Task brief
Count how many lines have the word "FACTORY" in them. Reply with that number by itself.

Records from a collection
-- Start --

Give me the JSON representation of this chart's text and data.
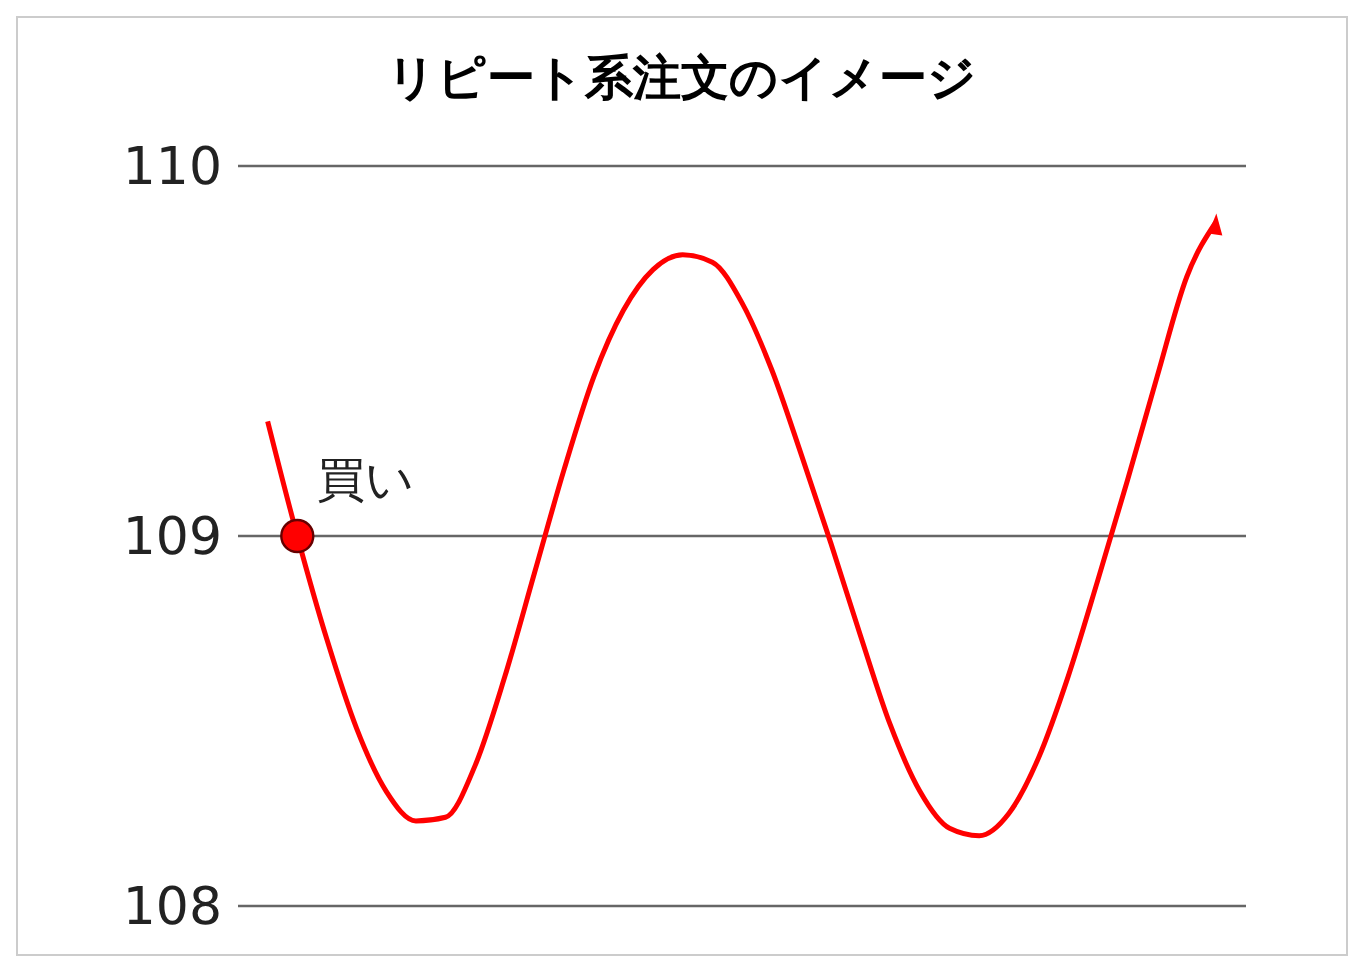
{
  "chart_data": {
    "type": "line",
    "title": "リピート系注文のイメージ",
    "categories": [
      null,
      null,
      null,
      null,
      null,
      null,
      null,
      null,
      null,
      null,
      null,
      null,
      null,
      null,
      null,
      null,
      null,
      null,
      null,
      null,
      null,
      null,
      null,
      null,
      null,
      null,
      null,
      null,
      null,
      null,
      null,
      null,
      null
    ],
    "series": [
      {
        "color": "#ff0000",
        "values": [
          109.31,
          109.0,
          108.72,
          108.48,
          108.31,
          108.23,
          108.24,
          108.38,
          108.62,
          108.9,
          109.18,
          109.43,
          109.61,
          109.72,
          109.76,
          109.74,
          109.63,
          109.45,
          109.22,
          108.98,
          108.73,
          108.49,
          108.31,
          108.21,
          108.19,
          108.25,
          108.4,
          108.62,
          108.88,
          109.15,
          109.43,
          109.7,
          109.85
        ]
      },
      {
        "type": "scatter",
        "color": "#ff0000",
        "values": [
          null,
          109.0,
          null,
          null,
          null,
          null,
          null,
          null,
          null,
          null,
          null,
          null,
          null,
          null,
          null,
          null,
          null,
          null,
          null,
          null,
          null,
          null,
          null,
          null,
          null,
          null,
          null,
          null,
          null,
          null,
          null,
          null,
          null
        ]
      }
    ],
    "annotations": [
      "買い"
    ],
    "ylim": [
      108,
      110
    ],
    "yticks": [
      108,
      109,
      110
    ],
    "grid": "y"
  }
}
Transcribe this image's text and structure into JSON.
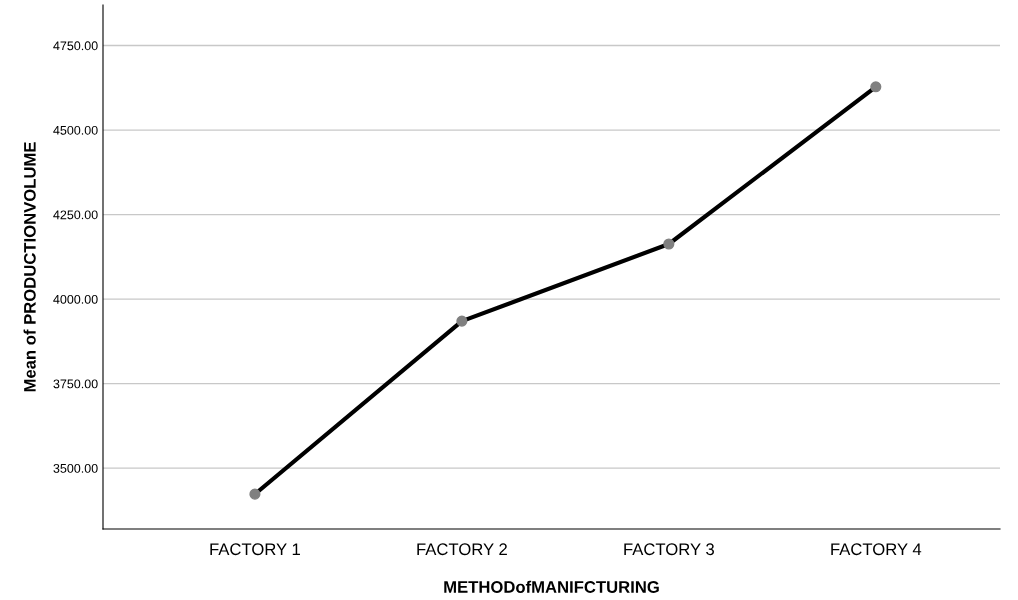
{
  "chart_data": {
    "type": "line",
    "xlabel": "METHODofMANIFCTURING",
    "ylabel": "Mean of PRODUCTIONVOLUME",
    "categories": [
      "FACTORY 1",
      "FACTORY 2",
      "FACTORY 3",
      "FACTORY 4"
    ],
    "series": [
      {
        "color": "#000000",
        "values": [
          3423,
          3935,
          4163,
          4628
        ]
      }
    ],
    "ylim": [
      3320,
      4870
    ],
    "yticks": [
      {
        "value": 3500,
        "label": "3500.00"
      },
      {
        "value": 3750,
        "label": "3750.00"
      },
      {
        "value": 4000,
        "label": "4000.00"
      },
      {
        "value": 4250,
        "label": "4250.00"
      },
      {
        "value": 4500,
        "label": "4500.00"
      },
      {
        "value": 4750,
        "label": "4750.00"
      }
    ],
    "grid": "y",
    "marker": "circle",
    "line_style": "solid",
    "legend": false
  }
}
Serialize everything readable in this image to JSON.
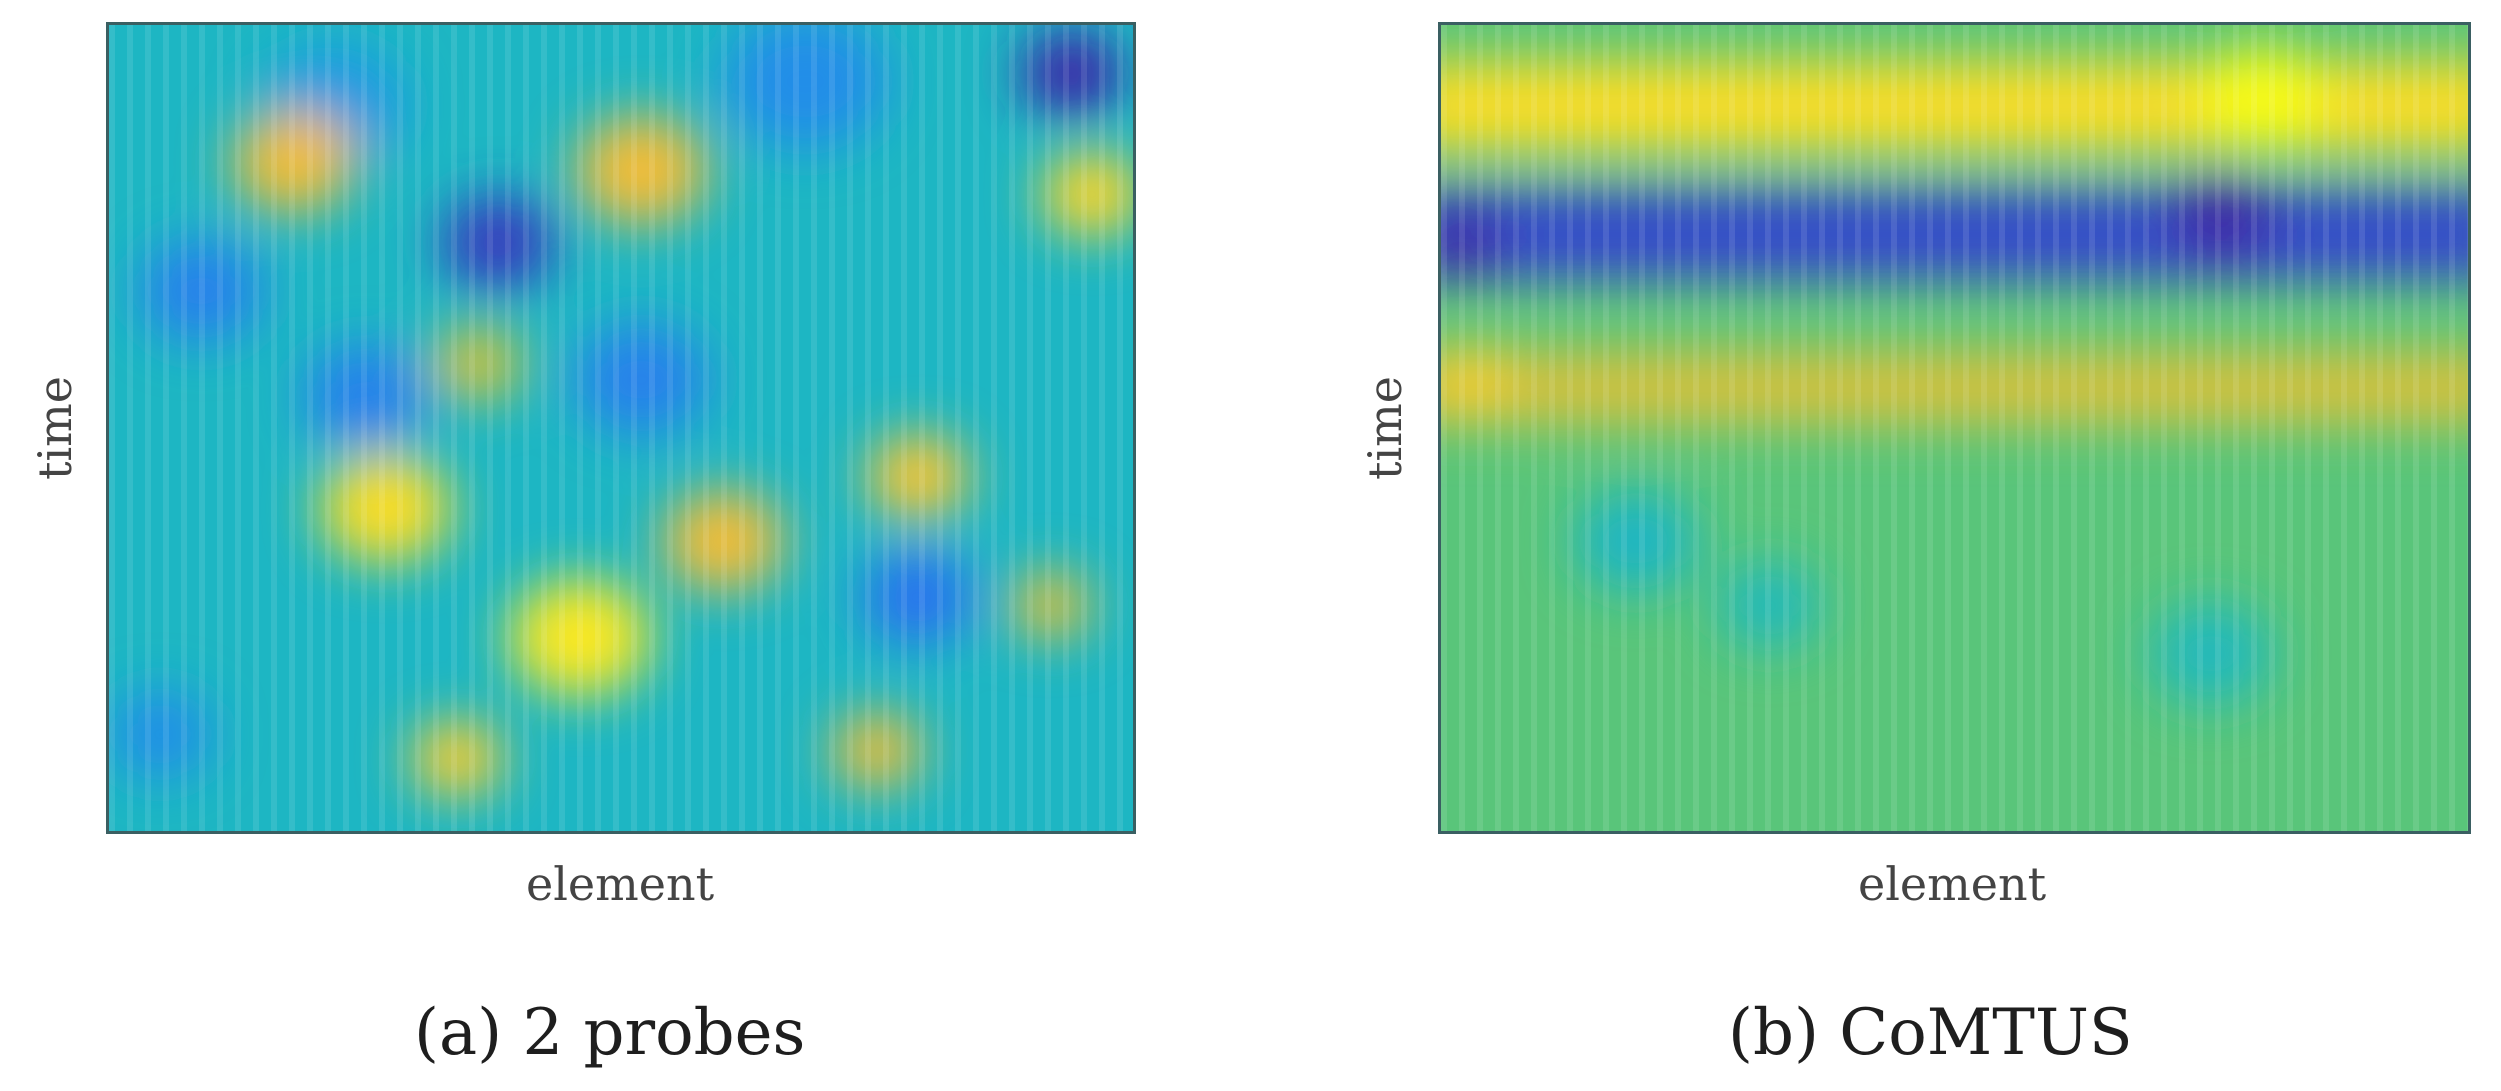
{
  "chart_data": [
    {
      "type": "heatmap",
      "caption": "(a) 2 probes",
      "xlabel": "element",
      "ylabel": "time",
      "colormap": [
        "#3e26a8",
        "#2e6ef0",
        "#12aedf",
        "#2ec39a",
        "#a5c840",
        "#f9bc38",
        "#f9fb15"
      ],
      "grid": false,
      "legend": "none",
      "blobs": [
        {
          "x": 0.94,
          "y": 0.06,
          "value": 0.0,
          "size": 0.05
        },
        {
          "x": 0.38,
          "y": 0.27,
          "value": 0.05,
          "size": 0.055
        },
        {
          "x": 0.79,
          "y": 0.71,
          "value": 0.18,
          "size": 0.055
        },
        {
          "x": 0.09,
          "y": 0.33,
          "value": 0.22,
          "size": 0.06
        },
        {
          "x": 0.25,
          "y": 0.46,
          "value": 0.22,
          "size": 0.06
        },
        {
          "x": 0.52,
          "y": 0.44,
          "value": 0.22,
          "size": 0.065
        },
        {
          "x": 0.68,
          "y": 0.07,
          "value": 0.25,
          "size": 0.08
        },
        {
          "x": 0.22,
          "y": 0.1,
          "value": 0.28,
          "size": 0.07
        },
        {
          "x": 0.05,
          "y": 0.88,
          "value": 0.25,
          "size": 0.05
        },
        {
          "x": 0.18,
          "y": 0.17,
          "value": 0.82,
          "size": 0.06
        },
        {
          "x": 0.52,
          "y": 0.18,
          "value": 0.82,
          "size": 0.065
        },
        {
          "x": 0.96,
          "y": 0.21,
          "value": 0.9,
          "size": 0.05
        },
        {
          "x": 0.27,
          "y": 0.6,
          "value": 0.92,
          "size": 0.065
        },
        {
          "x": 0.46,
          "y": 0.76,
          "value": 0.95,
          "size": 0.07
        },
        {
          "x": 0.6,
          "y": 0.64,
          "value": 0.82,
          "size": 0.06
        },
        {
          "x": 0.79,
          "y": 0.56,
          "value": 0.86,
          "size": 0.05
        },
        {
          "x": 0.36,
          "y": 0.42,
          "value": 0.75,
          "size": 0.045
        },
        {
          "x": 0.34,
          "y": 0.91,
          "value": 0.88,
          "size": 0.045
        },
        {
          "x": 0.75,
          "y": 0.9,
          "value": 0.8,
          "size": 0.045
        },
        {
          "x": 0.92,
          "y": 0.72,
          "value": 0.78,
          "size": 0.04
        }
      ]
    },
    {
      "type": "heatmap",
      "caption": "(b) CoMTUS",
      "xlabel": "element",
      "ylabel": "time",
      "colormap": [
        "#3e26a8",
        "#2e6ef0",
        "#12aedf",
        "#2ec39a",
        "#a5c840",
        "#f9bc38",
        "#f9fb15"
      ],
      "grid": false,
      "legend": "none",
      "bands": [
        {
          "y": 0.1,
          "value": 0.92,
          "width": 0.055
        },
        {
          "y": 0.26,
          "value": 0.08,
          "width": 0.055
        },
        {
          "y": 0.45,
          "value": 0.76,
          "width": 0.045
        }
      ],
      "blobs": [
        {
          "x": 0.8,
          "y": 0.09,
          "value": 1.0,
          "size": 0.06
        },
        {
          "x": 0.02,
          "y": 0.27,
          "value": 0.0,
          "size": 0.04
        },
        {
          "x": 0.76,
          "y": 0.24,
          "value": 0.0,
          "size": 0.05
        },
        {
          "x": 0.03,
          "y": 0.44,
          "value": 0.88,
          "size": 0.04
        },
        {
          "x": 0.19,
          "y": 0.64,
          "value": 0.4,
          "size": 0.06
        },
        {
          "x": 0.32,
          "y": 0.72,
          "value": 0.42,
          "size": 0.05
        },
        {
          "x": 0.75,
          "y": 0.78,
          "value": 0.42,
          "size": 0.06
        }
      ]
    }
  ]
}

-- End --

Written response
4